>> Start SUPPLIED RECORDS

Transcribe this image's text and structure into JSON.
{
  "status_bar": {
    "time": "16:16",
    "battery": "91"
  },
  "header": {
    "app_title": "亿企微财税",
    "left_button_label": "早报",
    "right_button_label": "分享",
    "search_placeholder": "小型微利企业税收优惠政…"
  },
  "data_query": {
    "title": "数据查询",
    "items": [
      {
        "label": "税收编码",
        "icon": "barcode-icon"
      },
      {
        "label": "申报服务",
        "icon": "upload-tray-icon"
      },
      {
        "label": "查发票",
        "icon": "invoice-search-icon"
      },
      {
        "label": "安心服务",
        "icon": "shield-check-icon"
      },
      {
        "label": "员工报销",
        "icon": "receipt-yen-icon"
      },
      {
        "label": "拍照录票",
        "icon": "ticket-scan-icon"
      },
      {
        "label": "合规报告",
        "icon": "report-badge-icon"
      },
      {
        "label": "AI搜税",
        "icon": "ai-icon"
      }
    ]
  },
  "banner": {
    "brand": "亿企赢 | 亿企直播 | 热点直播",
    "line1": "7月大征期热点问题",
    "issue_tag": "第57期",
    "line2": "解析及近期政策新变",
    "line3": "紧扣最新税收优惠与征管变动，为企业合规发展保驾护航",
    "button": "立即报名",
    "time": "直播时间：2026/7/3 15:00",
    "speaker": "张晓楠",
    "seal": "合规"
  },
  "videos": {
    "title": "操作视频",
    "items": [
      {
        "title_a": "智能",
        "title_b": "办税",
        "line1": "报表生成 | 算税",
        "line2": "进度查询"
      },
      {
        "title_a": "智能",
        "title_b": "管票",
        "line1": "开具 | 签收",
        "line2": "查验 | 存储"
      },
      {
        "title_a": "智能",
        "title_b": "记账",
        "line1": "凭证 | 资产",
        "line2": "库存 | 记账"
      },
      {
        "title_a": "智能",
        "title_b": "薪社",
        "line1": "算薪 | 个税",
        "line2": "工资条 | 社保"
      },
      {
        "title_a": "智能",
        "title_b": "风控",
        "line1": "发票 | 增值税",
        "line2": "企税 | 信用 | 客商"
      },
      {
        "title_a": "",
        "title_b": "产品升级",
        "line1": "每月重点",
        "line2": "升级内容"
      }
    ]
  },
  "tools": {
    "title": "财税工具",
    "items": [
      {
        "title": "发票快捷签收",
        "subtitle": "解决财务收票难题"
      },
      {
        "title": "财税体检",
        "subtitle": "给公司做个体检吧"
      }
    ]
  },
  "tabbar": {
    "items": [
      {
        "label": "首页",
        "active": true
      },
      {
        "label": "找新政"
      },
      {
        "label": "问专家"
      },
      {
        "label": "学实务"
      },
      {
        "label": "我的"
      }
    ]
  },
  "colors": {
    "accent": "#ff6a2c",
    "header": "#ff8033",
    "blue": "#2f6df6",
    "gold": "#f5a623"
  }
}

>> End SUPPLIED RECORDS

(INSTRUCTIONS TO FOLLOW) Pick out the lines that include the word "icon" and write them out.

(ANSWER TO THIS TASK)
        "icon": "barcode-icon"
        "icon": "upload-tray-icon"
        "icon": "invoice-search-icon"
        "icon": "shield-check-icon"
        "icon": "receipt-yen-icon"
        "icon": "ticket-scan-icon"
        "icon": "report-badge-icon"
        "icon": "ai-icon"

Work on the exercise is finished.